>> BEGIN

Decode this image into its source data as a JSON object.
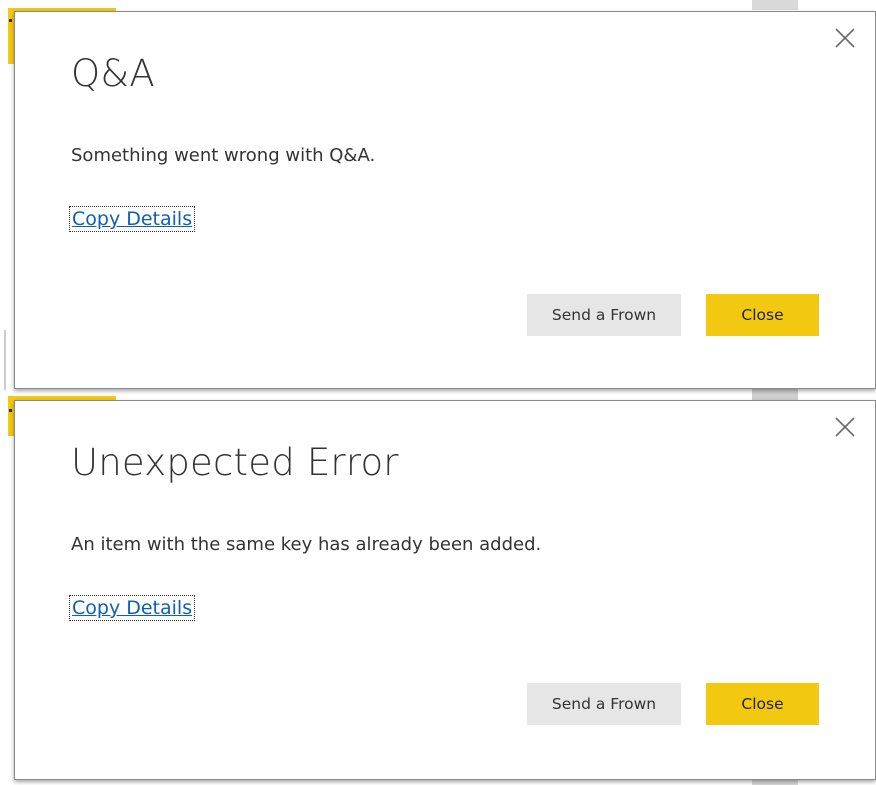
{
  "dialogs": [
    {
      "title": "Q&A",
      "message": "Something went wrong with Q&A.",
      "link_label": "Copy Details",
      "secondary_button": "Send a Frown",
      "primary_button": "Close"
    },
    {
      "title": "Unexpected Error",
      "message": "An item with the same key has already been added.",
      "link_label": "Copy Details",
      "secondary_button": "Send a Frown",
      "primary_button": "Close"
    }
  ],
  "colors": {
    "accent_yellow": "#f2c811",
    "secondary_button_bg": "#e6e6e6",
    "link": "#0f5fb5",
    "text": "#333333"
  },
  "icons": {
    "close": "close-icon"
  }
}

>> END

Directions => Your task is to set down the records shown above exactly, minus any pictures.

Exercise solution =>
Decode this image into its source data as a JSON object.
{
  "dialogs": [
    {
      "title": "Q&A",
      "message": "Something went wrong with Q&A.",
      "link_label": "Copy Details",
      "secondary_button": "Send a Frown",
      "primary_button": "Close"
    },
    {
      "title": "Unexpected Error",
      "message": "An item with the same key has already been added.",
      "link_label": "Copy Details",
      "secondary_button": "Send a Frown",
      "primary_button": "Close"
    }
  ],
  "colors": {
    "accent_yellow": "#f2c811",
    "secondary_button_bg": "#e6e6e6",
    "link": "#0f5fb5",
    "text": "#333333"
  },
  "icons": {
    "close": "close-icon"
  }
}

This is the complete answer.